▶ **Exercise material**:

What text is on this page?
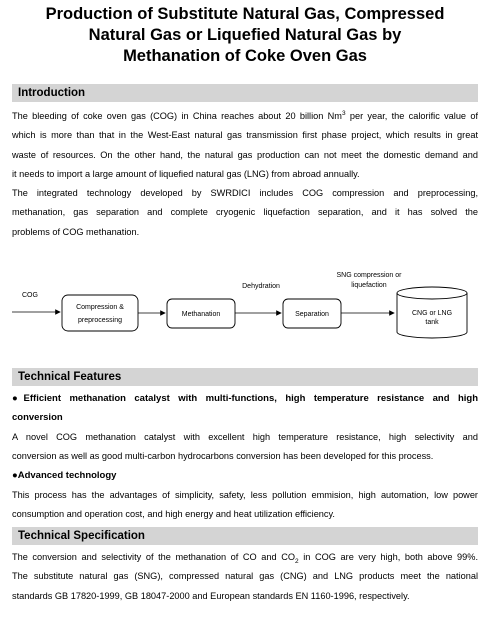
Production of Substitute Natural Gas, Compressed
Natural Gas or Liquefied Natural Gas by
Methanation of Coke Oven Gas
Introduction
The bleeding of coke oven gas (COG) in China reaches about 20 billion Nm$^3$ per year, the calorific value of
which is more than that in the West-East natural gas transmission first phase project, which results in great
waste of resources. On the other hand, the natural gas production can not meet the domestic demand and
it needs to import a large amount of liquefied natural gas (LNG) from abroad annually.
The integrated technology developed by SWRDICI includes COG compression and preprocessing,
methanation, gas separation and complete cryogenic liquefaction separation, and it has solved the
problems of COG methanation.
COG
Compression &
preprocessing
Methanation
Dehydration
Separation
SNG compression or
liquefaction
CNG or LNG
tank
Technical Features
●Efficient methanation catalyst with multi-functions, high temperature resistance and high
conversion
A novel COG methanation catalyst with excellent high temperature resistance, high selectivity and
conversion as well as good multi-carbon hydrocarbons conversion has been developed for this process.
●Advanced technology
This process has the advantages of simplicity, safety, less pollution emmision, high automation, low power
consumption and operation cost, and high energy and heat utilization efficiency.
Technical Specification
The conversion and selectivity of the methanation of CO and $CO_2$ in COG are very high, both above 99%.
The substitute natural gas (SNG), compressed natural gas (CNG) and LNG products meet the national
standards GB 17820-1999, GB 18047-2000 and European standards EN 1160-1996, respectively.
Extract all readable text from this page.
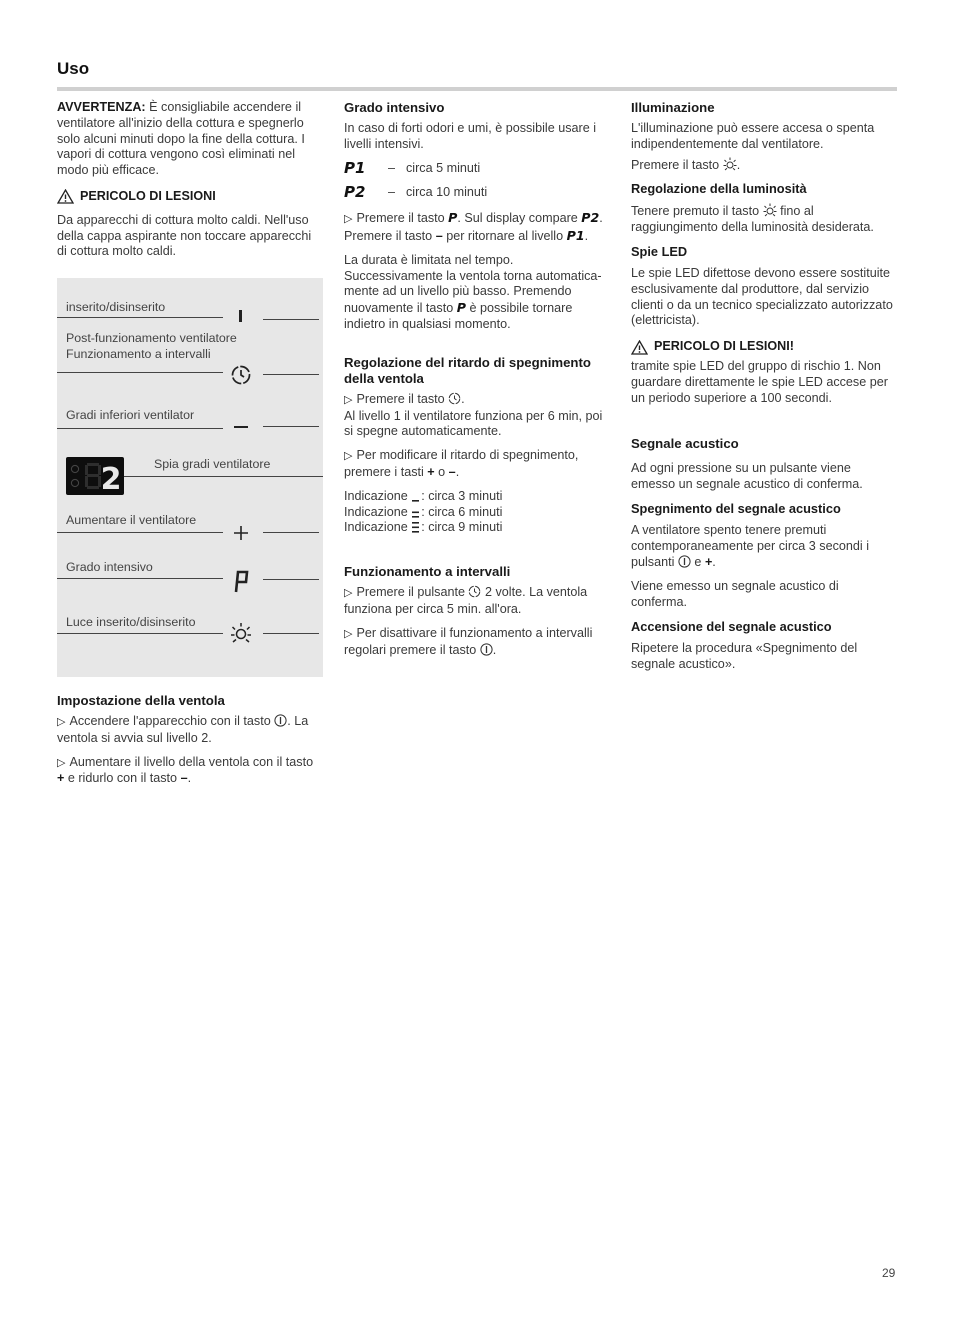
Uso

AVVERTENZA: È consigliabile accendere il ventilatore all'inizio della cottura e spegnerlo solo alcuni minuti dopo la fine della cottura. I vapori di cottura vengono così eliminati nel modo più efficace.

PERICOLO DI LESIONI

Da apparecchi di cottura molto caldi. Nell'uso della cappa aspirante non toccare apparecchi di cottura molto caldi.

inserito/disinserito
Post-funzionamento ventilatore
Funzionamento a intervalli
Gradi inferiori ventilator
2	Spia gradi ventilatore
Aumentare il ventilatore
Grado intensivo
Luce inserito/disinserito
Impostazione della ventola

▷ Accendere l'apparecchio con il tasto . La ventola si avvia sul livello 2.

▷ Aumentare il livello della ventola con il tasto + e ridurlo con il tasto –.

Grado intensivo

In caso di forti odori e umi, è possibile usare i livelli intensivi.

P1	– circa 5 minuti
P2	– circa 10 minuti

▷ Premere il tasto P. Sul display compare P2. Premere il tasto – per ritornare al livello P1.

La durata è limitata nel tempo. Successivamente la ventola torna automatica- mente ad un livello più basso. Premendo nuovamente il tasto P è possibile tornare indietro in qualsiasi momento.

Regolazione del ritardo di spegnimento della ventola

▷ Premere il tasto .
Al livello 1 il ventilatore funziona per 6 min, poi si spegne automaticamente.

▷ Per modificare il ritardo di spegnimento, premere i tasti + o –.

Indicazione : circa 3 minuti
Indicazione : circa 6 minuti
Indicazione : circa 9 minuti

Funzionamento a intervalli

▷ Premere il pulsante 2 volte. La ventola funziona per circa 5 min. all'ora.

▷ Per disattivare il funzionamento a intervalli regolari premere il tasto .

Illuminazione

L'illuminazione può essere accesa o spenta indipendentemente dal ventilatore.

Premere il tasto .

Regolazione della luminosità

Tenere premuto il tasto fino al raggiungimento della luminosità desiderata.

Spie LED

Le spie LED difettose devono essere sostituite esclusivamente dal produttore, dal servizio clienti o da un tecnico specializzato autorizzato (elettricista).

PERICOLO DI LESIONI!

tramite spie LED del gruppo di rischio 1. Non guardare direttamente le spie LED accese per un periodo superiore a 100 secondi.

Segnale acustico

Ad ogni pressione su un pulsante viene emesso un segnale acustico di conferma.

Spegnimento del segnale acustico

A ventilatore spento tenere premuti contemporaneamente per circa 3 secondi i pulsanti e +.

Viene emesso un segnale acustico di conferma.

Accensione del segnale acustico

Ripetere la procedura «Spegnimento del segnale acustico».

29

▶ **Given task**: Extract every line from the records above that contains the word "text".

▶ **Completed task**:
What text is on this page?
Extract all readable text from this page.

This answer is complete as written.